Copy every line of the data in which the word "this" occurs.

(Recorded data)
**********
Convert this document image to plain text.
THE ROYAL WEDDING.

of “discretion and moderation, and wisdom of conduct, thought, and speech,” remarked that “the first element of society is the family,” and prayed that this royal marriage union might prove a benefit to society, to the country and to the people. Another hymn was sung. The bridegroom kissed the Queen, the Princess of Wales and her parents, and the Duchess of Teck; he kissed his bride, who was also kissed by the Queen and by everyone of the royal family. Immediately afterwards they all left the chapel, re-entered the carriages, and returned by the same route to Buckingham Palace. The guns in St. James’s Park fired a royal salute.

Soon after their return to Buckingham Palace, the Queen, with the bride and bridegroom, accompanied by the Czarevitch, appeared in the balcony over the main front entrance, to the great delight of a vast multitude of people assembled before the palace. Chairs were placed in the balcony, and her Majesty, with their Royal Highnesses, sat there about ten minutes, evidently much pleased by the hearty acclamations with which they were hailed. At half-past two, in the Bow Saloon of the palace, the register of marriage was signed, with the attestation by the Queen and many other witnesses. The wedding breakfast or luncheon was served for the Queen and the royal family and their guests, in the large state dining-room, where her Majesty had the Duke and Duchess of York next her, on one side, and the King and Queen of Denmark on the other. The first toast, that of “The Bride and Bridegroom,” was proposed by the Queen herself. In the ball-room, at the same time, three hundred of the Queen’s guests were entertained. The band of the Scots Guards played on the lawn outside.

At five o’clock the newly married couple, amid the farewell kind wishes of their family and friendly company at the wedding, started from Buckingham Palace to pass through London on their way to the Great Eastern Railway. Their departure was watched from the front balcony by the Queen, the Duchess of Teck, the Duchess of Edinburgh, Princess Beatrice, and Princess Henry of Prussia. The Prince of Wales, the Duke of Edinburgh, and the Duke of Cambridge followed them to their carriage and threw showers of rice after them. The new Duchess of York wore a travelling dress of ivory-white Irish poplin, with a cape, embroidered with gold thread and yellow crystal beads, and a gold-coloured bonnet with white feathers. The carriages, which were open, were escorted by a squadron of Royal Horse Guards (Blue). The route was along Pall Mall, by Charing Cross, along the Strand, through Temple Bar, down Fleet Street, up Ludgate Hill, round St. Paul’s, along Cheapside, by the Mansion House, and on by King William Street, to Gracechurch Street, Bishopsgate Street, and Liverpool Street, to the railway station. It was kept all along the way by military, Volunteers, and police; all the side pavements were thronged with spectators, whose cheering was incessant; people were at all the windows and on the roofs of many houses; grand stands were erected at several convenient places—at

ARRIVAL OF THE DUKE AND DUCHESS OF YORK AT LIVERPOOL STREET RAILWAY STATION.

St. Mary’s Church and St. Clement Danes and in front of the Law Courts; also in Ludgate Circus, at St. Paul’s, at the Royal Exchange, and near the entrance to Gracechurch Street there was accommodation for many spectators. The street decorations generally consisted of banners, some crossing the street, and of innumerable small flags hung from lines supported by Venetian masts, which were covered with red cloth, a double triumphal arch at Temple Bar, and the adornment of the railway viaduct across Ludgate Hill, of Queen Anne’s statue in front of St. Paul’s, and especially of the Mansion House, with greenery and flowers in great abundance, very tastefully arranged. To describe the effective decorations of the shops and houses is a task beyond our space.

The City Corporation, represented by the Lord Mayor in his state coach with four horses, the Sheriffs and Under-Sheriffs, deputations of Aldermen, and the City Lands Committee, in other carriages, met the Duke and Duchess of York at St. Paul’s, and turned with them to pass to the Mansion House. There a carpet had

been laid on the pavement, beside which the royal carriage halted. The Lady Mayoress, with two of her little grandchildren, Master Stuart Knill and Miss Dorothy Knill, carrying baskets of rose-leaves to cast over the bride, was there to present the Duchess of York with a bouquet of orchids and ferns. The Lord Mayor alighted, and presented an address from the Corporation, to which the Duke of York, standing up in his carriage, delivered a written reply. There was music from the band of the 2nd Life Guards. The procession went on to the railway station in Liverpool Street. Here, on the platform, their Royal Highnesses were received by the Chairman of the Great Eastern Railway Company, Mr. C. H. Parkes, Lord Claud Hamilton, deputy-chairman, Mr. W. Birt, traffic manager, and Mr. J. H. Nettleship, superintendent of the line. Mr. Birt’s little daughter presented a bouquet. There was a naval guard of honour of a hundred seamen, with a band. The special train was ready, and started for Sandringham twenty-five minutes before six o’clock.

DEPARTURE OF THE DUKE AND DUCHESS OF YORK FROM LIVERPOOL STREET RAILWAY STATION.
**********
Finished answer →
Convert this document image to plain text.
of “discretion and moderation, and wisdom of conduct, thought, and speech,” remarked that “the first element of society is the family,” and prayed that this royal marriage union might prove a benefit to society, to the country and to the people. Another hymn was sung. The bridegroom kissed the Queen, the Princess of Wales and her parents, and the Duchess of Teck; he kissed his bride, who was also kissed by the Queen and by everyone of the royal family. Immediately afterwards they all left the chapel, re-entered the carriages, and returned by the same route to Buckingham Palace. The guns in St. James’s Park fired a royal salute.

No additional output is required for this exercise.